- _TASK DATA_:
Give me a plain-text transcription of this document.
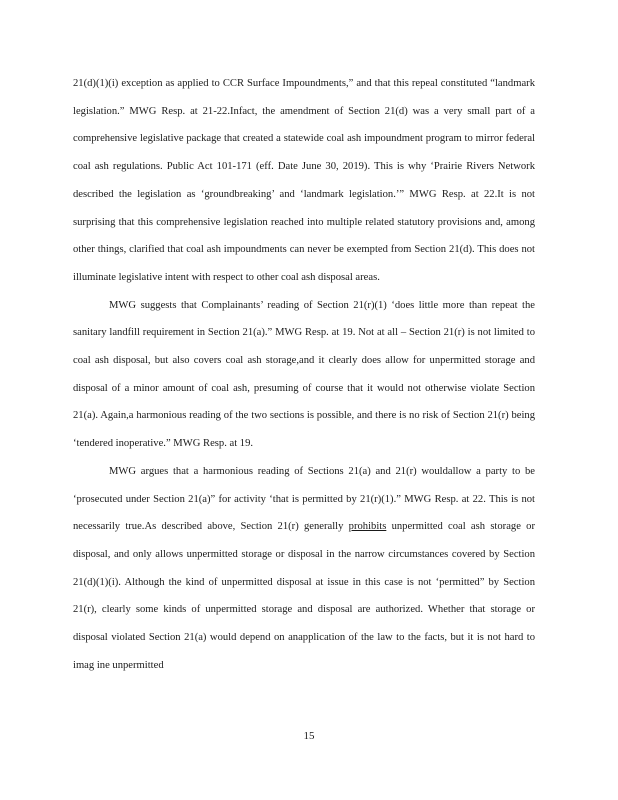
21(d)(1)(i) exception as applied to CCR Surface Impoundments,” and that this repeal constituted “landmark legislation.” MWG Resp. at 21-22.Infact, the amendment of Section 21(d) was a very small part of a comprehensive legislative package that created a statewide coal ash impoundment program to mirror federal coal ash regulations. Public Act 101-171 (eff. Date June 30, 2019). This is why ‘Prairie Rivers Network described the legislation as ‘groundbreaking’ and ‘landmark legislation.’” MWG Resp. at 22.It is not surprising that this comprehensive legislation reached into multiple related statutory provisions and, among other things, clarified that coal ash impoundments can never be exempted from Section 21(d). This does not illuminate legislative intent with respect to other coal ash disposal areas.

MWG suggests that Complainants’ reading of Section 21(r)(1) ‘does little more than repeat the sanitary landfill requirement in Section 21(a).” MWG Resp. at 19. Not at all – Section 21(r) is not limited to coal ash disposal, but also covers coal ash storage,and it clearly does allow for unpermitted storage and disposal of a minor amount of coal ash, presuming of course that it would not otherwise violate Section 21(a). Again,a harmonious reading of the two sections is possible, and there is no risk of Section 21(r) being ‘tendered inoperative.” MWG Resp. at 19.

MWG argues that a harmonious reading of Sections 21(a) and 21(r) wouldallow a party to be ‘prosecuted under Section 21(a)” for activity ‘that is permitted by 21(r)(1).” MWG Resp. at 22. This is not necessarily true.As described above, Section 21(r) generally prohibits unpermitted coal ash storage or disposal, and only allows unpermitted storage or disposal in the narrow circumstances covered by Section 21(d)(1)(i). Although the kind of unpermitted disposal at issue in this case is not ‘permitted” by Section 21(r), clearly some kinds of unpermitted storage and disposal are authorized. Whether that storage or disposal violated Section 21(a) would depend on anapplication of the law to the facts, but it is not hard to imag ine unpermitted

15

- _GOAL_: Return each line exactly as written. Any picture gets left out.

- _WORKED ANSWER_:
Give me a plain-text transcription of this document.
21(d)(1)(i) exception as applied to CCR Surface Impoundments,” and that this repeal constituted “landmark legislation.” MWG Resp. at 21-22.Infact, the amendment of Section 21(d) was a very small part of a comprehensive legislative package that created a statewide coal ash impoundment program to mirror federal coal ash regulations. Public Act 101-171 (eff. Date June 30, 2019). This is why ‘Prairie Rivers Network described the legislation as ‘groundbreaking’ and ‘landmark legislation.’” MWG Resp. at 22.It is not surprising that this comprehensive legislation reached into multiple related statutory provisions and, among other things, clarified that coal ash impoundments can never be exempted from Section 21(d). This does not illuminate legislative intent with respect to other coal ash disposal areas.

MWG suggests that Complainants’ reading of Section 21(r)(1) ‘does little more than repeat the sanitary landfill requirement in Section 21(a).” MWG Resp. at 19. Not at all – Section 21(r) is not limited to coal ash disposal, but also covers coal ash storage,and it clearly does allow for unpermitted storage and disposal of a minor amount of coal ash, presuming of course that it would not otherwise violate Section 21(a). Again,a harmonious reading of the two sections is possible, and there is no risk of Section 21(r) being ‘tendered inoperative.” MWG Resp. at 19.

MWG argues that a harmonious reading of Sections 21(a) and 21(r) wouldallow a party to be ‘prosecuted under Section 21(a)” for activity ‘that is permitted by 21(r)(1).” MWG Resp. at 22. This is not necessarily true.As described above, Section 21(r) generally prohibits unpermitted coal ash storage or disposal, and only allows unpermitted storage or disposal in the narrow circumstances covered by Section 21(d)(1)(i). Although the kind of unpermitted disposal at issue in this case is not ‘permitted” by Section 21(r), clearly some kinds of unpermitted storage and disposal are authorized. Whether that storage or disposal violated Section 21(a) would depend on anapplication of the law to the facts, but it is not hard to imag ine unpermitted

15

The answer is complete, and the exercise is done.